▸ The records
%%

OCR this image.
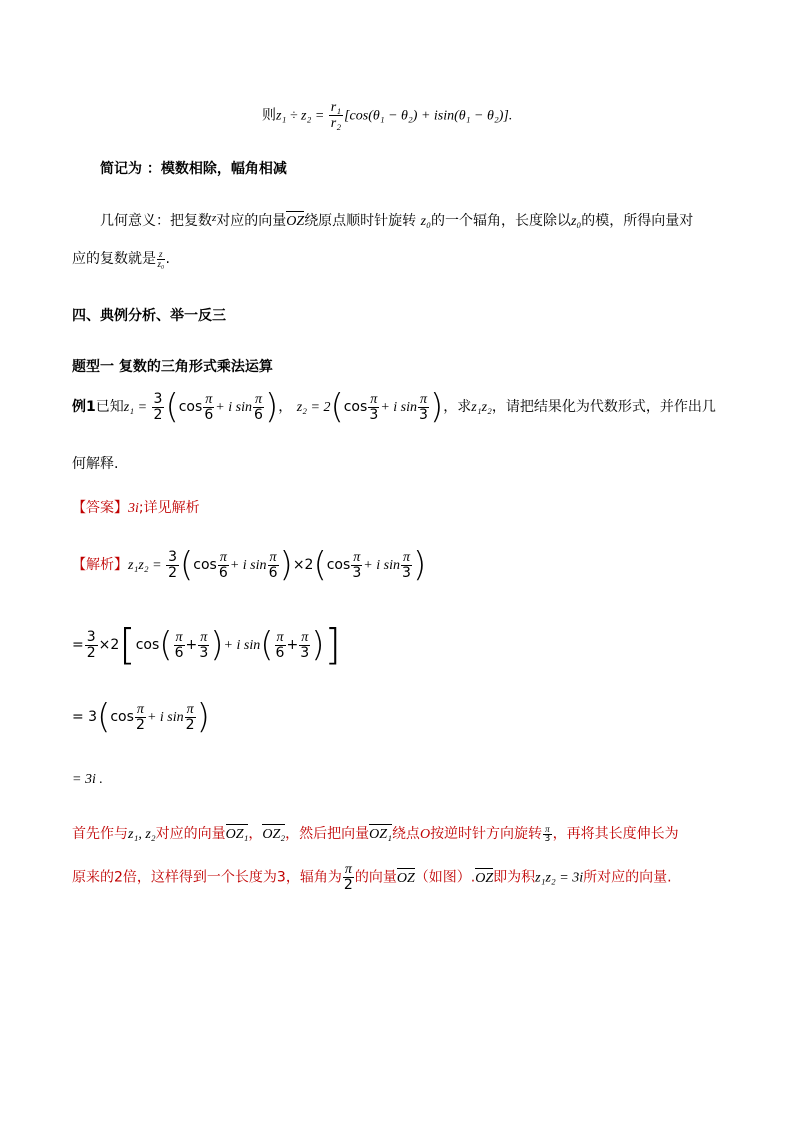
则$z_1 \div z_2 = \frac{\text{r₁}}{\text{r₂}} [\cos(\theta_1 - \theta_2) + isin(\theta_1 - \theta_2)]$.
简记为 ：模数相除，幅角相减
几何意义：把复数$^z$对应的向量OZ绕原点顺时针旋转 z₀的一个辐角，长度除以z₀的模，所得向量对
应的复数就是 $\frac{z}{\text{z₀}}$ .
四、典例分析、举一反三
题型一 复数的三角形式乘法运算
例1已知$z_1 = \frac{3}{2} (\cos \frac{\pi}{6} + i$ $\sin \frac{\pi}{6}$ )， $z_2 = 2(\cos \frac{\pi}{3} + i$ $\sin \frac{\pi}{3}$ )，求z₁z₂，请把结果化为代数形式，并作出几
何解释.
【答案】3i;详见解析
【解析】$z_1z_2 = \frac{3}{2} (\cos \frac{\pi}{6} + i$ $\sin \frac{\pi}{6} )\times 2(\cos \frac{\pi}{3} + i$ $\sin \frac{\pi}{3}$ )
= $\frac{3}{2} \times 2[\cos( \frac{\pi}{6} + \frac{\pi}{3}$ )+ i $\sin( \frac{\pi}{6} + \frac{\pi}{3}$ )]
= $3(\cos \frac{\pi}{2} + i$ $\sin \frac{\pi}{2}$ )
= 3i .
首先作与z₁, z₂对应的向量OZ₁，OZ₂，然后把向量OZ₁绕点O按逆时针方向旋转 $\frac{\pi}{3}$ ，再将其长度伸长为
原来的2倍，这样得到一个长度为3，辐角为 $\frac{\pi}{2}$ 的向量OZ（如图）.OZ即为积z₁z₂ = 3i所对应的向量.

%%

▸ Task to complete
Pictures in the data above should not be copied; transcribe everything else exactly.

▸ Answer to the exercise
OCR this image.
则$z_1 \div z_2 = \frac{\text{r₁}}{\text{r₂}} [\cos(\theta_1 - \theta_2) + isin(\theta_1 - \theta_2)]$.
简记为 ：模数相除，幅角相减
几何意义：把复数$^z$对应的向量OZ绕原点顺时针旋转 z₀的一个辐角，长度除以z₀的模，所得向量对
应的复数就是 $\frac{z}{\text{z₀}}$ .
四、典例分析、举一反三
题型一 复数的三角形式乘法运算
例1已知$z_1 = \frac{3}{2} (\cos \frac{\pi}{6} + i$ $\sin \frac{\pi}{6}$ )， $z_2 = 2(\cos \frac{\pi}{3} + i$ $\sin \frac{\pi}{3}$ )，求z₁z₂，请把结果化为代数形式，并作出几
何解释.
【答案】3i;详见解析
【解析】$z_1z_2 = \frac{3}{2} (\cos \frac{\pi}{6} + i$ $\sin \frac{\pi}{6} )\times 2(\cos \frac{\pi}{3} + i$ $\sin \frac{\pi}{3}$ )
= $\frac{3}{2} \times 2[\cos( \frac{\pi}{6} + \frac{\pi}{3}$ )+ i $\sin( \frac{\pi}{6} + \frac{\pi}{3}$ )]
= $3(\cos \frac{\pi}{2} + i$ $\sin \frac{\pi}{2}$ )
= 3i .
首先作与z₁, z₂对应的向量OZ₁，OZ₂，然后把向量OZ₁绕点O按逆时针方向旋转 $\frac{\pi}{3}$ ，再将其长度伸长为
原来的2倍，这样得到一个长度为3，辐角为 $\frac{\pi}{2}$ 的向量OZ（如图）.OZ即为积z₁z₂ = 3i所对应的向量.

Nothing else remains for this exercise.